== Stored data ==
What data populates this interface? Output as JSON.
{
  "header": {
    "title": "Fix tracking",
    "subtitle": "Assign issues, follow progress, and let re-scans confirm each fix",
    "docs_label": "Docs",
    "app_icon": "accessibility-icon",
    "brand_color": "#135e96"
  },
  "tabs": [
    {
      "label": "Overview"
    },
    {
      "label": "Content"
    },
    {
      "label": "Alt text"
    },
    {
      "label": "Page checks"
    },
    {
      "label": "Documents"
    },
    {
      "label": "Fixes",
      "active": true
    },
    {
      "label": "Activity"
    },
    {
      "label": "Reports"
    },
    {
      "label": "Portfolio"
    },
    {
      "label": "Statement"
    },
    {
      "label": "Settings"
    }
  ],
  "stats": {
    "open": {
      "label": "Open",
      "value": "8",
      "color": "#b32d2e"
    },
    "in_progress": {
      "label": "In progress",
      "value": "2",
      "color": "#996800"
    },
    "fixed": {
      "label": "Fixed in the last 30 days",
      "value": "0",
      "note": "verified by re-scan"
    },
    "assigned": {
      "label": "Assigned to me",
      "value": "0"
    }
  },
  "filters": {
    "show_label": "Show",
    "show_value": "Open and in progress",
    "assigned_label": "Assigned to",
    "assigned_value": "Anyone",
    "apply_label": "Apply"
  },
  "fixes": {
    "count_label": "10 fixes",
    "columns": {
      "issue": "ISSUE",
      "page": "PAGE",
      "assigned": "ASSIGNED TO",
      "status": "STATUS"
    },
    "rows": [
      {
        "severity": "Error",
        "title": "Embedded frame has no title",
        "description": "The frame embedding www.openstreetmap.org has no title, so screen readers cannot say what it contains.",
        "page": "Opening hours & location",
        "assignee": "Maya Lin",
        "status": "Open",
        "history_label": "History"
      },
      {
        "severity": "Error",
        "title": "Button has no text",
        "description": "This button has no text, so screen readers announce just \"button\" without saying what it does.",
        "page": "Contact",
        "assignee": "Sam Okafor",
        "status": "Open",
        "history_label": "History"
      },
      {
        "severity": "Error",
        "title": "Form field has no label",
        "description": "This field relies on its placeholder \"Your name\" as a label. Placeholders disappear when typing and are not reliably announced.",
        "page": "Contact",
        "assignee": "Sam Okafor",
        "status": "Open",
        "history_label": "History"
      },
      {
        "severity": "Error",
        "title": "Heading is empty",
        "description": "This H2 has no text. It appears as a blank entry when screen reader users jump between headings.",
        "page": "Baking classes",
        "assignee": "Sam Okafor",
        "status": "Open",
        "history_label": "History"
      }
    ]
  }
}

== WORK TO DO ==
Write out the whole listing again. Match it word for word.

== WRITTEN REPLY ==
What data populates this interface? Output as JSON.
{
  "header": {
    "title": "Fix tracking",
    "subtitle": "Assign issues, follow progress, and let re-scans confirm each fix",
    "docs_label": "Docs",
    "app_icon": "accessibility-icon",
    "brand_color": "#135e96"
  },
  "tabs": [
    {
      "label": "Overview"
    },
    {
      "label": "Content"
    },
    {
      "label": "Alt text"
    },
    {
      "label": "Page checks"
    },
    {
      "label": "Documents"
    },
    {
      "label": "Fixes",
      "active": true
    },
    {
      "label": "Activity"
    },
    {
      "label": "Reports"
    },
    {
      "label": "Portfolio"
    },
    {
      "label": "Statement"
    },
    {
      "label": "Settings"
    }
  ],
  "stats": {
    "open": {
      "label": "Open",
      "value": "8",
      "color": "#b32d2e"
    },
    "in_progress": {
      "label": "In progress",
      "value": "2",
      "color": "#996800"
    },
    "fixed": {
      "label": "Fixed in the last 30 days",
      "value": "0",
      "note": "verified by re-scan"
    },
    "assigned": {
      "label": "Assigned to me",
      "value": "0"
    }
  },
  "filters": {
    "show_label": "Show",
    "show_value": "Open and in progress",
    "assigned_label": "Assigned to",
    "assigned_value": "Anyone",
    "apply_label": "Apply"
  },
  "fixes": {
    "count_label": "10 fixes",
    "columns": {
      "issue": "ISSUE",
      "page": "PAGE",
      "assigned": "ASSIGNED TO",
      "status": "STATUS"
    },
    "rows": [
      {
        "severity": "Error",
        "title": "Embedded frame has no title",
        "description": "The frame embedding www.openstreetmap.org has no title, so screen readers cannot say what it contains.",
        "page": "Opening hours & location",
        "assignee": "Maya Lin",
        "status": "Open",
        "history_label": "History"
      },
      {
        "severity": "Error",
        "title": "Button has no text",
        "description": "This button has no text, so screen readers announce just \"button\" without saying what it does.",
        "page": "Contact",
        "assignee": "Sam Okafor",
        "status": "Open",
        "history_label": "History"
      },
      {
        "severity": "Error",
        "title": "Form field has no label",
        "description": "This field relies on its placeholder \"Your name\" as a label. Placeholders disappear when typing and are not reliably announced.",
        "page": "Contact",
        "assignee": "Sam Okafor",
        "status": "Open",
        "history_label": "History"
      },
      {
        "severity": "Error",
        "title": "Heading is empty",
        "description": "This H2 has no text. It appears as a blank entry when screen reader users jump between headings.",
        "page": "Baking classes",
        "assignee": "Sam Okafor",
        "status": "Open",
        "history_label": "History"
      }
    ]
  }
}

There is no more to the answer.